■ **What needs to be done**
Transcribe each line of the items below exactly, and leave the pictures out of your answer.

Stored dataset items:
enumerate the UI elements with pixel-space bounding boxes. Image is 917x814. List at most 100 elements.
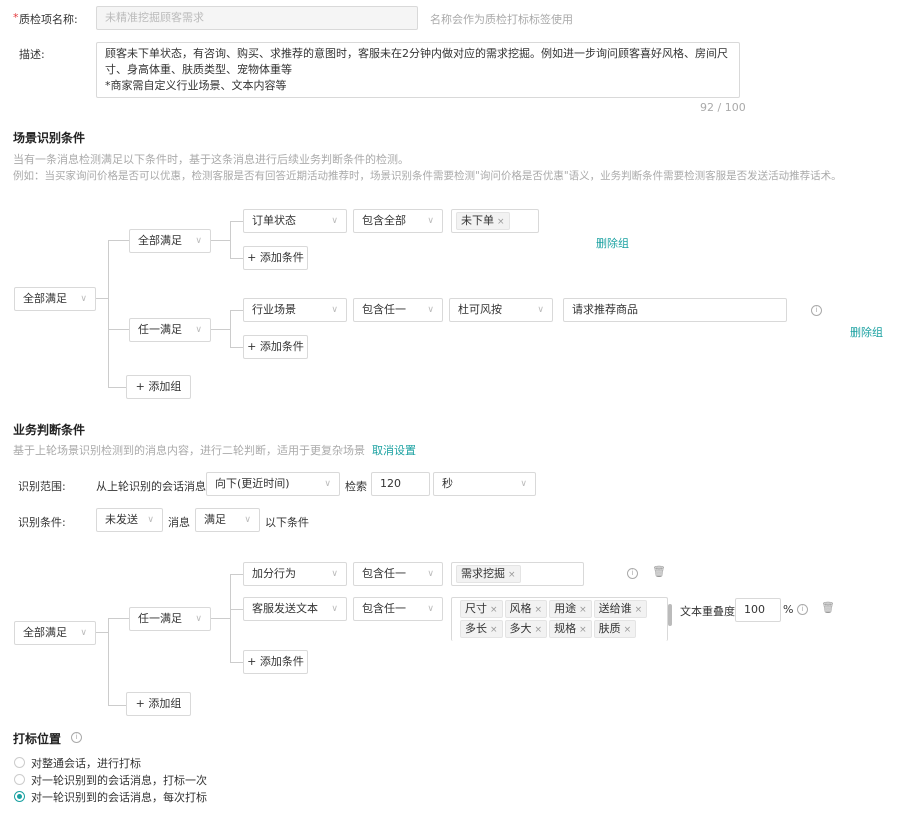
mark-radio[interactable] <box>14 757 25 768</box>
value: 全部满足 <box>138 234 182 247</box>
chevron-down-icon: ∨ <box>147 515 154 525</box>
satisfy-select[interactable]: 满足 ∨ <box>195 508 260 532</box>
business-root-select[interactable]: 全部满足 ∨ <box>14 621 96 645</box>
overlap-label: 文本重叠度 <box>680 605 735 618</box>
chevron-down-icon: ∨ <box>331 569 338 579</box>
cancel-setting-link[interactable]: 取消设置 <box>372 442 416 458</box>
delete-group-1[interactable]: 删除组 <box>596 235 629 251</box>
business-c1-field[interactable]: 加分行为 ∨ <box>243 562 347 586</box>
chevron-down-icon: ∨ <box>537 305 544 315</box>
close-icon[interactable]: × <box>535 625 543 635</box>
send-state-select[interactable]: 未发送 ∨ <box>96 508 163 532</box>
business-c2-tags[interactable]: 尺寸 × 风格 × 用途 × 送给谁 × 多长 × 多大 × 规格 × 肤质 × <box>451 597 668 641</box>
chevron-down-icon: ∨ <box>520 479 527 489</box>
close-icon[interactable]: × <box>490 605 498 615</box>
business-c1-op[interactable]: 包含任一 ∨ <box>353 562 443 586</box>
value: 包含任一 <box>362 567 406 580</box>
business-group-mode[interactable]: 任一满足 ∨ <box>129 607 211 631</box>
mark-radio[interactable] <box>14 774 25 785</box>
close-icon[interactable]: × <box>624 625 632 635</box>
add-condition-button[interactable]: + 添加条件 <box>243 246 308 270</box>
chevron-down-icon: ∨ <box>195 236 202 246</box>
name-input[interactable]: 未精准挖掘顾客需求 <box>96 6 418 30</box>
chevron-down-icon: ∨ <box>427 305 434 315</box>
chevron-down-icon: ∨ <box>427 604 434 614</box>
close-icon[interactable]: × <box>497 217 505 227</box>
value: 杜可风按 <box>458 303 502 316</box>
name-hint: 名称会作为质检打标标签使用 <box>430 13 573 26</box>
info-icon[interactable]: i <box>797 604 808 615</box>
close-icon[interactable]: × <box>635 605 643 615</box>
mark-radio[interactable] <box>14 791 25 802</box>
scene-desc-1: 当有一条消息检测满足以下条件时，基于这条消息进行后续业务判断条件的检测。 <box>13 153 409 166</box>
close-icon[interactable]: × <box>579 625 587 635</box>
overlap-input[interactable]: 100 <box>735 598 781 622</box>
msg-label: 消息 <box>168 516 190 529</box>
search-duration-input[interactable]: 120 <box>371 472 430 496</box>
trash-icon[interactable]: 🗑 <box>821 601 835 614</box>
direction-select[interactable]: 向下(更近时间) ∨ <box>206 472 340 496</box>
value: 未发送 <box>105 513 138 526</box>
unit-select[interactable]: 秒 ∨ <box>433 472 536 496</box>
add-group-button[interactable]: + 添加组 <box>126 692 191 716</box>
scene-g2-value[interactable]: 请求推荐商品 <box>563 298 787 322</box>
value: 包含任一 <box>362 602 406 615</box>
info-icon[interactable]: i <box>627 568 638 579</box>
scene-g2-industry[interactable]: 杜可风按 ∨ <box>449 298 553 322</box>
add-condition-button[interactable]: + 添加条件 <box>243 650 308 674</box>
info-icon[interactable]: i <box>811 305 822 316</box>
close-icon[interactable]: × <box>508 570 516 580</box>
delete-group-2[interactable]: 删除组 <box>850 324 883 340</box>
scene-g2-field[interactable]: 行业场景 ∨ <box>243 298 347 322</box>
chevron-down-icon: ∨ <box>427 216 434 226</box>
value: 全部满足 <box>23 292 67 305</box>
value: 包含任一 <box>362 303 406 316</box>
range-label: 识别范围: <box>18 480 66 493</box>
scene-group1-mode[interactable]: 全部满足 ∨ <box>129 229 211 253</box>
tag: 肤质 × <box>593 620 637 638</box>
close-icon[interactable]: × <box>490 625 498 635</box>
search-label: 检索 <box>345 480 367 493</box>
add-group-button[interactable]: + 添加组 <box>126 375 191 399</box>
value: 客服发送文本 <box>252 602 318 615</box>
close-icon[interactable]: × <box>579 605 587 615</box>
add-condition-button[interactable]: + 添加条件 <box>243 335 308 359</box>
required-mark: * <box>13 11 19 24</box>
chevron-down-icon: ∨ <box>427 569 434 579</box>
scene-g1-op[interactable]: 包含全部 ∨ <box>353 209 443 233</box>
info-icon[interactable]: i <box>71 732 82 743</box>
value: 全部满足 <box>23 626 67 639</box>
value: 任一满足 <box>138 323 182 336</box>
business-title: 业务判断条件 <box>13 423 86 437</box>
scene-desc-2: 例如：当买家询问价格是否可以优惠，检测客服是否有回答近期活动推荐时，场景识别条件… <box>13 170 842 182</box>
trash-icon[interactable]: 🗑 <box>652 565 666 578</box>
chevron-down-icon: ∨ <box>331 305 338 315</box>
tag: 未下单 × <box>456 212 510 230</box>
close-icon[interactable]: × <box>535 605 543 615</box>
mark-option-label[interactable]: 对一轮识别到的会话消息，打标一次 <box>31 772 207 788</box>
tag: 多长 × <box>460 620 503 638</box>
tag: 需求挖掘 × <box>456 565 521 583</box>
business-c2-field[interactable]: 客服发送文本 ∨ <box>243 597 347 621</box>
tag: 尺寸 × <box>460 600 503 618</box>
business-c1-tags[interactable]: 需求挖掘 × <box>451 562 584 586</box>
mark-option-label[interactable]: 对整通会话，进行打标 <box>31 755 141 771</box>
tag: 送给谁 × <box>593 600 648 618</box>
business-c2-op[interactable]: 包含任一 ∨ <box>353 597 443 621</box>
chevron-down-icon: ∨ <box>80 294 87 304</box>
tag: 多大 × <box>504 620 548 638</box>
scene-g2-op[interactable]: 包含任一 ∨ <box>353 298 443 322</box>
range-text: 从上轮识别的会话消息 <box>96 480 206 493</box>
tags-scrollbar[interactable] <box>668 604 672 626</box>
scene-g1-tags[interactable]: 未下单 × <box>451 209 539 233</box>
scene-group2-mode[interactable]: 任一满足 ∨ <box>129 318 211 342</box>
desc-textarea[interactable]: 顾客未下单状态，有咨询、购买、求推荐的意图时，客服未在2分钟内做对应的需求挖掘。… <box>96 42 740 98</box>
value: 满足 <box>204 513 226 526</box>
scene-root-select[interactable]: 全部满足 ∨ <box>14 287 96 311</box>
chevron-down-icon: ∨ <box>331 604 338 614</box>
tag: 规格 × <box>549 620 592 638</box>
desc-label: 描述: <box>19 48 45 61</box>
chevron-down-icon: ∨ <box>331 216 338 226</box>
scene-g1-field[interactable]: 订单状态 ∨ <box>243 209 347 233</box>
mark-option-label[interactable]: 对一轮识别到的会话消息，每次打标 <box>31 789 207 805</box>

■ **Response to the exercise**
enumerate the UI elements with pixel-space bounding boxes. Image is 917x814. List at most 100 elements.
mark-radio[interactable] <box>14 757 25 768</box>
value: 全部满足 <box>138 234 182 247</box>
chevron-down-icon: ∨ <box>147 515 154 525</box>
satisfy-select[interactable]: 满足 ∨ <box>195 508 260 532</box>
business-root-select[interactable]: 全部满足 ∨ <box>14 621 96 645</box>
overlap-label: 文本重叠度 <box>680 605 735 618</box>
chevron-down-icon: ∨ <box>331 569 338 579</box>
cancel-setting-link[interactable]: 取消设置 <box>372 442 416 458</box>
delete-group-1[interactable]: 删除组 <box>596 235 629 251</box>
business-c1-field[interactable]: 加分行为 ∨ <box>243 562 347 586</box>
chevron-down-icon: ∨ <box>537 305 544 315</box>
close-icon[interactable]: × <box>535 625 543 635</box>
send-state-select[interactable]: 未发送 ∨ <box>96 508 163 532</box>
business-c2-tags[interactable]: 尺寸 × 风格 × 用途 × 送给谁 × 多长 × 多大 × 规格 × 肤质 × <box>451 597 668 641</box>
chevron-down-icon: ∨ <box>520 479 527 489</box>
close-icon[interactable]: × <box>490 605 498 615</box>
business-c1-op[interactable]: 包含任一 ∨ <box>353 562 443 586</box>
value: 包含任一 <box>362 567 406 580</box>
business-group-mode[interactable]: 任一满足 ∨ <box>129 607 211 631</box>
mark-radio[interactable] <box>14 774 25 785</box>
close-icon[interactable]: × <box>624 625 632 635</box>
add-condition-button[interactable]: + 添加条件 <box>243 246 308 270</box>
chevron-down-icon: ∨ <box>195 236 202 246</box>
name-input[interactable]: 未精准挖掘顾客需求 <box>96 6 418 30</box>
chevron-down-icon: ∨ <box>427 305 434 315</box>
chevron-down-icon: ∨ <box>427 604 434 614</box>
close-icon[interactable]: × <box>497 217 505 227</box>
value: 杜可风按 <box>458 303 502 316</box>
name-hint: 名称会作为质检打标标签使用 <box>430 13 573 26</box>
info-icon[interactable]: i <box>797 604 808 615</box>
close-icon[interactable]: × <box>635 605 643 615</box>
mark-radio[interactable] <box>14 791 25 802</box>
scene-desc-1: 当有一条消息检测满足以下条件时，基于这条消息进行后续业务判断条件的检测。 <box>13 153 409 166</box>
close-icon[interactable]: × <box>579 625 587 635</box>
overlap-input[interactable]: 100 <box>735 598 781 622</box>
msg-label: 消息 <box>168 516 190 529</box>
search-duration-input[interactable]: 120 <box>371 472 430 496</box>
trash-icon[interactable]: 🗑 <box>821 601 835 614</box>
direction-select[interactable]: 向下(更近时间) ∨ <box>206 472 340 496</box>
value: 未发送 <box>105 513 138 526</box>
unit-select[interactable]: 秒 ∨ <box>433 472 536 496</box>
add-group-button[interactable]: + 添加组 <box>126 692 191 716</box>
scene-g2-value[interactable]: 请求推荐商品 <box>563 298 787 322</box>
value: 包含任一 <box>362 602 406 615</box>
info-icon[interactable]: i <box>627 568 638 579</box>
scene-g2-industry[interactable]: 杜可风按 ∨ <box>449 298 553 322</box>
add-condition-button[interactable]: + 添加条件 <box>243 650 308 674</box>
info-icon[interactable]: i <box>811 305 822 316</box>
close-icon[interactable]: × <box>508 570 516 580</box>
delete-group-2[interactable]: 删除组 <box>850 324 883 340</box>
scene-g2-field[interactable]: 行业场景 ∨ <box>243 298 347 322</box>
chevron-down-icon: ∨ <box>427 216 434 226</box>
value: 全部满足 <box>23 292 67 305</box>
value: 包含任一 <box>362 303 406 316</box>
range-label: 识别范围: <box>18 480 66 493</box>
scene-group1-mode[interactable]: 全部满足 ∨ <box>129 229 211 253</box>
tag: 肤质 × <box>593 620 637 638</box>
close-icon[interactable]: × <box>490 625 498 635</box>
search-label: 检索 <box>345 480 367 493</box>
add-group-button[interactable]: + 添加组 <box>126 375 191 399</box>
value: 客服发送文本 <box>252 602 318 615</box>
close-icon[interactable]: × <box>579 605 587 615</box>
add-condition-button[interactable]: + 添加条件 <box>243 335 308 359</box>
required-mark: * <box>13 11 19 24</box>
chevron-down-icon: ∨ <box>427 569 434 579</box>
scene-g1-op[interactable]: 包含全部 ∨ <box>353 209 443 233</box>
info-icon[interactable]: i <box>71 732 82 743</box>
value: 全部满足 <box>23 626 67 639</box>
value: 任一满足 <box>138 323 182 336</box>
business-title: 业务判断条件 <box>13 423 86 437</box>
scene-desc-2: 例如：当买家询问价格是否可以优惠，检测客服是否有回答近期活动推荐时，场景识别条件… <box>13 170 842 182</box>
trash-icon[interactable]: 🗑 <box>652 565 666 578</box>
chevron-down-icon: ∨ <box>331 305 338 315</box>
tag: 未下单 × <box>456 212 510 230</box>
close-icon[interactable]: × <box>535 605 543 615</box>
mark-option-label[interactable]: 对一轮识别到的会话消息，打标一次 <box>31 772 207 788</box>
tag: 多长 × <box>460 620 503 638</box>
tag: 需求挖掘 × <box>456 565 521 583</box>
business-c2-field[interactable]: 客服发送文本 ∨ <box>243 597 347 621</box>
tag: 尺寸 × <box>460 600 503 618</box>
business-c1-tags[interactable]: 需求挖掘 × <box>451 562 584 586</box>
mark-option-label[interactable]: 对整通会话，进行打标 <box>31 755 141 771</box>
tag: 送给谁 × <box>593 600 648 618</box>
business-c2-op[interactable]: 包含任一 ∨ <box>353 597 443 621</box>
chevron-down-icon: ∨ <box>80 294 87 304</box>
tag: 多大 × <box>504 620 548 638</box>
scene-g2-op[interactable]: 包含任一 ∨ <box>353 298 443 322</box>
range-text: 从上轮识别的会话消息 <box>96 480 206 493</box>
tags-scrollbar[interactable] <box>668 604 672 626</box>
scene-g1-tags[interactable]: 未下单 × <box>451 209 539 233</box>
scene-group2-mode[interactable]: 任一满足 ∨ <box>129 318 211 342</box>
desc-textarea[interactable]: 顾客未下单状态，有咨询、购买、求推荐的意图时，客服未在2分钟内做对应的需求挖掘。… <box>96 42 740 98</box>
value: 满足 <box>204 513 226 526</box>
scene-root-select[interactable]: 全部满足 ∨ <box>14 287 96 311</box>
chevron-down-icon: ∨ <box>331 604 338 614</box>
tag: 规格 × <box>549 620 592 638</box>
desc-label: 描述: <box>19 48 45 61</box>
chevron-down-icon: ∨ <box>331 216 338 226</box>
scene-g1-field[interactable]: 订单状态 ∨ <box>243 209 347 233</box>
mark-option-label[interactable]: 对一轮识别到的会话消息，每次打标 <box>31 789 207 805</box>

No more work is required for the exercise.